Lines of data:
——
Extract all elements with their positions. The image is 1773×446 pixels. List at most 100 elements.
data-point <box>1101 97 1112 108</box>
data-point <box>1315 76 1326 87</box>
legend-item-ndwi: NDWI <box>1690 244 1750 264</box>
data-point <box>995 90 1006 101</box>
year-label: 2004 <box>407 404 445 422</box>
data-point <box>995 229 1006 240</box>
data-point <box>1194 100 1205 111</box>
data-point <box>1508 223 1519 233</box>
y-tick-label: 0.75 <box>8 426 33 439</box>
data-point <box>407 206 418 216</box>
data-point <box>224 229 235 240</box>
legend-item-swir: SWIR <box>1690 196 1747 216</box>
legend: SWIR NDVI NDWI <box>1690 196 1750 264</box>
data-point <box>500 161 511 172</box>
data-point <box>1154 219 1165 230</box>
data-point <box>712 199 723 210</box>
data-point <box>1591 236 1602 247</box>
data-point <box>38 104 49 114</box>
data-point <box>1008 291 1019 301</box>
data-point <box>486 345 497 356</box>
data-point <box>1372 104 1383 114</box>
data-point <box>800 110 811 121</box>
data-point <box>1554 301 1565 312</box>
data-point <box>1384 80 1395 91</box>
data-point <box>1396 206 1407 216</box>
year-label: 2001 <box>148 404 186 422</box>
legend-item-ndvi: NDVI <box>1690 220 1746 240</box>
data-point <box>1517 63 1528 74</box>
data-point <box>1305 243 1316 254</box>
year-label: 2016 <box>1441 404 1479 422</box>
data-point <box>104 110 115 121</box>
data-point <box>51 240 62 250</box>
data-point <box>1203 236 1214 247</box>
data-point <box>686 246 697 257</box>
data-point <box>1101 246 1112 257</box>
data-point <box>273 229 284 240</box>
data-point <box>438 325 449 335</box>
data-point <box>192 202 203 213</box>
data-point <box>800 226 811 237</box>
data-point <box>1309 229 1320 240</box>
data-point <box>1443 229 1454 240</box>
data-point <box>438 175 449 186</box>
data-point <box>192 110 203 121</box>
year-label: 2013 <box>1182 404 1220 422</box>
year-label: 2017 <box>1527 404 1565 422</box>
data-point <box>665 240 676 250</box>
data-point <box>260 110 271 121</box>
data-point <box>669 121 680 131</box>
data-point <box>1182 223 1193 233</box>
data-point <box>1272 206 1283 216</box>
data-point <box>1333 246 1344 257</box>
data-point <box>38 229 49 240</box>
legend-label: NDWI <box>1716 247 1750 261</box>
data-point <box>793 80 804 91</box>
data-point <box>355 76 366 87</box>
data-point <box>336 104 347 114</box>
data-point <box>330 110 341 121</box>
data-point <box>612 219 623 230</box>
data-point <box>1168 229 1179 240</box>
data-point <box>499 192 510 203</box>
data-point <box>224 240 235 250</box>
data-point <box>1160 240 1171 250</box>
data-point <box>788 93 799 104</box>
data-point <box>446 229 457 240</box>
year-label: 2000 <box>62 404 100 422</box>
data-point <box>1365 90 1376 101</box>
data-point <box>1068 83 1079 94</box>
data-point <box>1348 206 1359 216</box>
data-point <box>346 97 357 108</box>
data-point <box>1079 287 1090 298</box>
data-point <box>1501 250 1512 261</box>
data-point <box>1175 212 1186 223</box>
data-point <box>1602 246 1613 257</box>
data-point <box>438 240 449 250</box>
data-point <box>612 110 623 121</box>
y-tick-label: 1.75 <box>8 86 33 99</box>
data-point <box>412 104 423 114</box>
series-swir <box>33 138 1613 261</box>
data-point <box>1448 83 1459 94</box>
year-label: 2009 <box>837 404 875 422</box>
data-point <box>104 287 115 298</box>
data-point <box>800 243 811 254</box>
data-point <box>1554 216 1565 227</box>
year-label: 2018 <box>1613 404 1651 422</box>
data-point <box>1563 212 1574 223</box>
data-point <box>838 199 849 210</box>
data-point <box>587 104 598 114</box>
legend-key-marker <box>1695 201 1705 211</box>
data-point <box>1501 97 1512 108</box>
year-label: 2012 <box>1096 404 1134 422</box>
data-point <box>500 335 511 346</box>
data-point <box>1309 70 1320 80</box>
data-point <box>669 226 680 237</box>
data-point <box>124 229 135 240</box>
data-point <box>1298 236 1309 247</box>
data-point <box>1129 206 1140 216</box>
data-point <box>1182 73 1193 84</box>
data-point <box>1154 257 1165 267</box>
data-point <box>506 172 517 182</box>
——
WHAT NEEDS TO BE DONE: Can you repeat the data word for word, starting with its first line and going on through the line that contains "data-point <box>995 90 1006 101</box>", including that line?

RESULT OF THE TASK:
Extract all elements with their positions. The image is 1773×446 pixels. List at most 100 elements.
data-point <box>1101 97 1112 108</box>
data-point <box>1315 76 1326 87</box>
legend-item-ndwi: NDWI <box>1690 244 1750 264</box>
data-point <box>995 90 1006 101</box>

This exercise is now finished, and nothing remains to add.